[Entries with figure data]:

--- BEGIN ---

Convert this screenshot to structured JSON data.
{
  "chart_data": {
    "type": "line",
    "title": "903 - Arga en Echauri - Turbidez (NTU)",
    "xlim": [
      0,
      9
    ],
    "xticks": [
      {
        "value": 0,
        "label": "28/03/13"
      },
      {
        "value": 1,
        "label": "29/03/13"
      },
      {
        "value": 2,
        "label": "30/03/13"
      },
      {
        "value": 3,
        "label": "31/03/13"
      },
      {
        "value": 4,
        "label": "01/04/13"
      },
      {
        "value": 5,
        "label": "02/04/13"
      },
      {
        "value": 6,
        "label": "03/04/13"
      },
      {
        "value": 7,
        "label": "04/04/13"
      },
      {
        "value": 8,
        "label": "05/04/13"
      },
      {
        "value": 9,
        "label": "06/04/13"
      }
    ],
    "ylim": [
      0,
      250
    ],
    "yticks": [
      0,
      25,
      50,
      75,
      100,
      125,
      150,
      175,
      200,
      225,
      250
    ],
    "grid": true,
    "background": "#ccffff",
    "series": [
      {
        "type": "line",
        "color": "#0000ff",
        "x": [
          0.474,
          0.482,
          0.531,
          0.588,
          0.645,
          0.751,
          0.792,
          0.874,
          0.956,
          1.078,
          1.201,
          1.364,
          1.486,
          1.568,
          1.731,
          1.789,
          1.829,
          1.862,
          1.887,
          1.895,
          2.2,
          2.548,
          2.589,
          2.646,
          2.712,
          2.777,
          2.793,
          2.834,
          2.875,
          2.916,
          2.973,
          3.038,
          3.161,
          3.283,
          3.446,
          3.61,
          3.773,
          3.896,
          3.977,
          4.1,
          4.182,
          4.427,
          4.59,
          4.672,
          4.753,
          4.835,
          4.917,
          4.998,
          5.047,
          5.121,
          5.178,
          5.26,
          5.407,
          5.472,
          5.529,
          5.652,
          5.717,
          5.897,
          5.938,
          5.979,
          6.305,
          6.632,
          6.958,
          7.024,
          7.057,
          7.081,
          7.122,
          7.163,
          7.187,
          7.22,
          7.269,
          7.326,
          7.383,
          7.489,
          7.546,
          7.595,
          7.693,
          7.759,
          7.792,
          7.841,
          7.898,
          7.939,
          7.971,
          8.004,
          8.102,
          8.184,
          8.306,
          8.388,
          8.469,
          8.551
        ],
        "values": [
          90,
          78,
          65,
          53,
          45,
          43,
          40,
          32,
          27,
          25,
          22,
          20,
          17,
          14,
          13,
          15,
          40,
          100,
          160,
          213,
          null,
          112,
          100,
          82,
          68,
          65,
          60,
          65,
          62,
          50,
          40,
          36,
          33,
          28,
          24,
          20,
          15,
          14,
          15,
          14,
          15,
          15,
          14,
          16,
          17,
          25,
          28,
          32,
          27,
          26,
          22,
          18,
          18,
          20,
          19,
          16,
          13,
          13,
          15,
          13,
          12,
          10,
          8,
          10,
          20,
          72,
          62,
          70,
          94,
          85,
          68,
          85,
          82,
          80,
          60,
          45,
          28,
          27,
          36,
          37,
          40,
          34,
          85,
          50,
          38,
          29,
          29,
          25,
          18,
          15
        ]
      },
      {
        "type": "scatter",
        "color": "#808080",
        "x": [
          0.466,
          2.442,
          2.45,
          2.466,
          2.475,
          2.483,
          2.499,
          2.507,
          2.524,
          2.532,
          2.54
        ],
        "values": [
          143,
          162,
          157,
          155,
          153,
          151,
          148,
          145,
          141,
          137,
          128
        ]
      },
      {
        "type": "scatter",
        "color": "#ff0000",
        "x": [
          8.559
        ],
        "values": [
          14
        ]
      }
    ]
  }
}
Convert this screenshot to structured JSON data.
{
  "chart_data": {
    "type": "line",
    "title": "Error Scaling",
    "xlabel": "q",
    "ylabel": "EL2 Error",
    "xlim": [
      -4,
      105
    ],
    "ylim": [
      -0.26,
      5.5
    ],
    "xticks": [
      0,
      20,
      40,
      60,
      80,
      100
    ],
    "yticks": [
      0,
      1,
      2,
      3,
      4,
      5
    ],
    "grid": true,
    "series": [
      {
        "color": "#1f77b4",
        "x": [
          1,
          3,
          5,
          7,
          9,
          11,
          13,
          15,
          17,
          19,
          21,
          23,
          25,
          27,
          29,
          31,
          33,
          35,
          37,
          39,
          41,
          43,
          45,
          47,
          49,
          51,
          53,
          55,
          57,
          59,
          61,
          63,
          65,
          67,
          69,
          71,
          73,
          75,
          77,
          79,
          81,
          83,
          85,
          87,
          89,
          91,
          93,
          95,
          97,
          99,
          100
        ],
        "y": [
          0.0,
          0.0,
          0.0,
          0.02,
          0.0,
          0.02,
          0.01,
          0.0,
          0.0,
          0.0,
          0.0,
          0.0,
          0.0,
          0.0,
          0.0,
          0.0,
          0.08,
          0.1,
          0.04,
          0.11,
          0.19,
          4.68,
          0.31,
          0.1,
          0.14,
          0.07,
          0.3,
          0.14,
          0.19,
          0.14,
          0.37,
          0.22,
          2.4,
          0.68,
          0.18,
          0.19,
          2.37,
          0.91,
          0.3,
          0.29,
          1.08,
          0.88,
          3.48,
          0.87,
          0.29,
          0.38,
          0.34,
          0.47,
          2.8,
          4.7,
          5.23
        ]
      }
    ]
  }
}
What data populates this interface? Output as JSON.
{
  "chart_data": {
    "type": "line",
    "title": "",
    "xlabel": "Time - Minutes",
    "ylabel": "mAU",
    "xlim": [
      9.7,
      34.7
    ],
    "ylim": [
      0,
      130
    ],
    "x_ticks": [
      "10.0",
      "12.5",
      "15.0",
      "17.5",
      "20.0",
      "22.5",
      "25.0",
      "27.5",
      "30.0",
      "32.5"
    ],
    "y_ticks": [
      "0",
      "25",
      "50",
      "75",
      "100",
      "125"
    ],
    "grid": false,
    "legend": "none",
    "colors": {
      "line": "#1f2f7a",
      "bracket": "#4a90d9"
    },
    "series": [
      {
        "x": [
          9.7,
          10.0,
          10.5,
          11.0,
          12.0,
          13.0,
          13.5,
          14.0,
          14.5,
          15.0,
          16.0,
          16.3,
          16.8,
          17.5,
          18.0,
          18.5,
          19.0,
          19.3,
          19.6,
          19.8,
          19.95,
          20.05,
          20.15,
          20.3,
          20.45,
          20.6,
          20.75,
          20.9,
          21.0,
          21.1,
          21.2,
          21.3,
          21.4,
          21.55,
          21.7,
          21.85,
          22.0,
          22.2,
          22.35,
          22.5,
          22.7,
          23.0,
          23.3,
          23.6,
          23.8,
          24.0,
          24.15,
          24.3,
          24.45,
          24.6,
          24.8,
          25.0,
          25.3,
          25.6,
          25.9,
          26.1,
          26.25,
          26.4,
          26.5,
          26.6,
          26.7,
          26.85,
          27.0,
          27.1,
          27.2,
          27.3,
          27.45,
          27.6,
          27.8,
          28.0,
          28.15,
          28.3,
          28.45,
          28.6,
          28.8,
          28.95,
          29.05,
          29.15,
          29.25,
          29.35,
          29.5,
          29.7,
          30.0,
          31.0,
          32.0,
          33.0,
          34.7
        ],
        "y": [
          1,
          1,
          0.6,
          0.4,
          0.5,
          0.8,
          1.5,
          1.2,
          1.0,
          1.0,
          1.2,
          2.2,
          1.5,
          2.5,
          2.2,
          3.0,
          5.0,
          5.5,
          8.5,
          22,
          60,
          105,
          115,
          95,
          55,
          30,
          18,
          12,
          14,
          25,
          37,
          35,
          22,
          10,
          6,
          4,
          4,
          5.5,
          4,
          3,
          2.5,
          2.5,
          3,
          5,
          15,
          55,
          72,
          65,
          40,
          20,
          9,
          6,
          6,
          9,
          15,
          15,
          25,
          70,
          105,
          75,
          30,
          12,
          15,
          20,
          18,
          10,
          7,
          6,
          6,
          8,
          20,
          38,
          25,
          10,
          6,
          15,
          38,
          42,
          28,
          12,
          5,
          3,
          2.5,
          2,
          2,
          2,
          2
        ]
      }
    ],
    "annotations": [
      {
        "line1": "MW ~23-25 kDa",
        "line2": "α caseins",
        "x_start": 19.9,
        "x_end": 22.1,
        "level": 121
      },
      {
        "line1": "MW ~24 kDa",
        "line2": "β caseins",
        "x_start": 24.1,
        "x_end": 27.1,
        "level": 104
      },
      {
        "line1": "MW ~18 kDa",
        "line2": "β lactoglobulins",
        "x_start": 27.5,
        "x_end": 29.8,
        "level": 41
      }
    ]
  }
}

--- END ---

[What the exercise asks]:
Examine the data above and state how many of its lines contain the word "Error", with no further remarks.

[Exercise result]:
2